__Your objective__.
Find the lines in these entries that include the word "JSON" and state how many there are, with no other words.

[Data items]
★ ★ ★ ★ ★ ★ ★

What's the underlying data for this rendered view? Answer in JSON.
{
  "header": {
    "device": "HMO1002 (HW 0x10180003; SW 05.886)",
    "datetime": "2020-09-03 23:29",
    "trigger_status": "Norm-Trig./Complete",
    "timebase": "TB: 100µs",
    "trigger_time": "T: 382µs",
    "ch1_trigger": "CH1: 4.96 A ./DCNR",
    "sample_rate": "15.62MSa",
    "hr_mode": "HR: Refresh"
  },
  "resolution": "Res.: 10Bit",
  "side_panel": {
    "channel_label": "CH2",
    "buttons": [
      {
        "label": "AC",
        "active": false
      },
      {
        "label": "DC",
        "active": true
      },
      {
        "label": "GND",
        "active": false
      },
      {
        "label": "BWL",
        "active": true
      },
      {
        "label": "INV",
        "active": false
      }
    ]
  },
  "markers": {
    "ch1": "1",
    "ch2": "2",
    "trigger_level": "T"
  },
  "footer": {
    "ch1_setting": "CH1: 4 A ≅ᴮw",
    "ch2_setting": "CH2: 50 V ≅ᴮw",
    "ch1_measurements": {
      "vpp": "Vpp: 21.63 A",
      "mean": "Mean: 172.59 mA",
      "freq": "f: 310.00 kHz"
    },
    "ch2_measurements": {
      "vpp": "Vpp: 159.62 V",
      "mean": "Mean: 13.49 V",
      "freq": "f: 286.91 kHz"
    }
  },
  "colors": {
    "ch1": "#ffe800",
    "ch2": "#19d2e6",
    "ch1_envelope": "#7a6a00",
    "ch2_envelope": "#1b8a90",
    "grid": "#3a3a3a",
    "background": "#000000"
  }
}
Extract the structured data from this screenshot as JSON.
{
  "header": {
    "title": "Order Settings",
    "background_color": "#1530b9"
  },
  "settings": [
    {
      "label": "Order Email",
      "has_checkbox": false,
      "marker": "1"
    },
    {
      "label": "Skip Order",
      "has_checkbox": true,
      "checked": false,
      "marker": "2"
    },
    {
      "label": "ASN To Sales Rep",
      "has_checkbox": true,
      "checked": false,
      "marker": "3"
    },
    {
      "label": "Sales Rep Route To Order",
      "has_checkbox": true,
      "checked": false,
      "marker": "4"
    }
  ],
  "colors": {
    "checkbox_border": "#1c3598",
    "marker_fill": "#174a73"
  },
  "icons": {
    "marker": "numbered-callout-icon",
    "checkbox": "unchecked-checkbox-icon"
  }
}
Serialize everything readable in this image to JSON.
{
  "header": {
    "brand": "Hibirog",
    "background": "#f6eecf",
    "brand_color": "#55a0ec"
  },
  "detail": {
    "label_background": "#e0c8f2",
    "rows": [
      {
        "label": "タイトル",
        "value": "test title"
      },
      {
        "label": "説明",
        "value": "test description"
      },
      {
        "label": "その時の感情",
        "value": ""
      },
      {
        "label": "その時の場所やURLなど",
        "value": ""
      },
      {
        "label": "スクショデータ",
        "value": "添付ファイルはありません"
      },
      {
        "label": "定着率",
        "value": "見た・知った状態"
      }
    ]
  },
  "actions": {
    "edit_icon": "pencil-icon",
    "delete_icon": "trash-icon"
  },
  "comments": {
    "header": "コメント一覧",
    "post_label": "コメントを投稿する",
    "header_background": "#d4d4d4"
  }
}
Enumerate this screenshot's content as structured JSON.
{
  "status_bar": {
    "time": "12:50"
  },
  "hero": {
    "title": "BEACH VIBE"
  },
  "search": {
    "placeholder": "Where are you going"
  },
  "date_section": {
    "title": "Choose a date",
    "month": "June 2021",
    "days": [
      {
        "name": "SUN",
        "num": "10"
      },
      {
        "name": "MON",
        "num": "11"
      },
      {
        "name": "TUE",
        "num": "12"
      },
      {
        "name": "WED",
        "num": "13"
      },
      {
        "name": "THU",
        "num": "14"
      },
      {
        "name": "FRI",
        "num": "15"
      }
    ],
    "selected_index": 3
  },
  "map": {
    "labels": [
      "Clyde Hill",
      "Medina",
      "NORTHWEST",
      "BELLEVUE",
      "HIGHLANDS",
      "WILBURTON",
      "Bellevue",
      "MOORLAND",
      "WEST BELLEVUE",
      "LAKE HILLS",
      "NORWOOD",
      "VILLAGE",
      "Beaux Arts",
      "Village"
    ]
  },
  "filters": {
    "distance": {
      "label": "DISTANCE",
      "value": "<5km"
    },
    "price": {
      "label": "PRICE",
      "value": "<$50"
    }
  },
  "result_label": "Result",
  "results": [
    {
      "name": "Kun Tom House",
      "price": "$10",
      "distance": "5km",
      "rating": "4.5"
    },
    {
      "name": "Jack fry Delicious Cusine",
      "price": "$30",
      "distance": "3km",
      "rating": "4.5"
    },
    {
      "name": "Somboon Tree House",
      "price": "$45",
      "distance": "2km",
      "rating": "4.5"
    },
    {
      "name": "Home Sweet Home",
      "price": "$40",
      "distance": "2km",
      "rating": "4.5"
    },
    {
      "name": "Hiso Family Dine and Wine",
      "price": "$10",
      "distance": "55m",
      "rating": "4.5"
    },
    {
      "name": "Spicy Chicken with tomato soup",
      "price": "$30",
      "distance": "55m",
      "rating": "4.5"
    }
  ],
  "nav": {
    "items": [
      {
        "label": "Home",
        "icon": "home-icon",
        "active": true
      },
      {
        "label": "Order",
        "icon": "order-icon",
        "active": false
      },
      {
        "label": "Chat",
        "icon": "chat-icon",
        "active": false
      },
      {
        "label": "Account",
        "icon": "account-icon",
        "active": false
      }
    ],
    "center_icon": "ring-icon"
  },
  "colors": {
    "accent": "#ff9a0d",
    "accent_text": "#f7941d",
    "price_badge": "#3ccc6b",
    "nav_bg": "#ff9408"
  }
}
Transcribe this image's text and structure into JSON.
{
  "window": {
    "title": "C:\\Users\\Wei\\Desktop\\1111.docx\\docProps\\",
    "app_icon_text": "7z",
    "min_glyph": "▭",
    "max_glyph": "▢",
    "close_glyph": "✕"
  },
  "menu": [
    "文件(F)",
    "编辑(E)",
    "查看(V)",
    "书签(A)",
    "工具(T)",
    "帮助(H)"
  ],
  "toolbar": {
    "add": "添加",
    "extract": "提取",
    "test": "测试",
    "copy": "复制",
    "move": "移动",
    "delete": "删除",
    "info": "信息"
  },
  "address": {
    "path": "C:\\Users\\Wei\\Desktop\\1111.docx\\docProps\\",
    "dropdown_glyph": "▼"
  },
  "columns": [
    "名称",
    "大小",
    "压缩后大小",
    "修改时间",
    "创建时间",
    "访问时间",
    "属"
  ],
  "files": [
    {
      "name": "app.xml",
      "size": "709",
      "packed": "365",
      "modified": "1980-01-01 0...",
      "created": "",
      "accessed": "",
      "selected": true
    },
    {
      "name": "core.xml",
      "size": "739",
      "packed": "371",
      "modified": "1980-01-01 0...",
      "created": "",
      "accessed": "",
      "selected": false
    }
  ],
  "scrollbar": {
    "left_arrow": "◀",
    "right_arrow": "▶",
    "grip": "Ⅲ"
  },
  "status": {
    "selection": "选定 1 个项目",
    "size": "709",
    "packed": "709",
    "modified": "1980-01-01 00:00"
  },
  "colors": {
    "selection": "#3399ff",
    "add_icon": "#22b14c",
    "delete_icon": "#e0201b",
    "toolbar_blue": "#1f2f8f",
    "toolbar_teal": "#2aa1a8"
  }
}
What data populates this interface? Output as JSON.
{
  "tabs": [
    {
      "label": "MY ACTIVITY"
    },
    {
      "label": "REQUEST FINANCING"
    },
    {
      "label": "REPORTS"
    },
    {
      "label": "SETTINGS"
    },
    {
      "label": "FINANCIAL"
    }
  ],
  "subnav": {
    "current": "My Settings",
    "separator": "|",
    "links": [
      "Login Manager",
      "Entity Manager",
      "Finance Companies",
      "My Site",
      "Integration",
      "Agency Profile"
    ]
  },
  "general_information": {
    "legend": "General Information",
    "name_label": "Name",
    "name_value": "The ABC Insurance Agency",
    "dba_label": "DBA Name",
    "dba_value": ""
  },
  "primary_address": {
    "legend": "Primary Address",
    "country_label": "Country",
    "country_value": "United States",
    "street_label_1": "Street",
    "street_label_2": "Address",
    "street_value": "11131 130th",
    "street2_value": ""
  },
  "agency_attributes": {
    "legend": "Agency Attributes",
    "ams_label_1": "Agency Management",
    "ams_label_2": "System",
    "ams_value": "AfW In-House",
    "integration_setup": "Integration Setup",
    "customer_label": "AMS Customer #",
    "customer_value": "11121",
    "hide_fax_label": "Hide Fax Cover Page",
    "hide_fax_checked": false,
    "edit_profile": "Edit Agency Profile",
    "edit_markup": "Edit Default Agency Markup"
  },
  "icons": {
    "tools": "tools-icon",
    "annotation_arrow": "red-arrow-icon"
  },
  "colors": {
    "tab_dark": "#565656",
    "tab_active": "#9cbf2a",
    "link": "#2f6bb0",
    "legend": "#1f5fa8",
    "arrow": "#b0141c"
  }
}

★ ★ ★ ★ ★ ★ ★

__Solution__.
6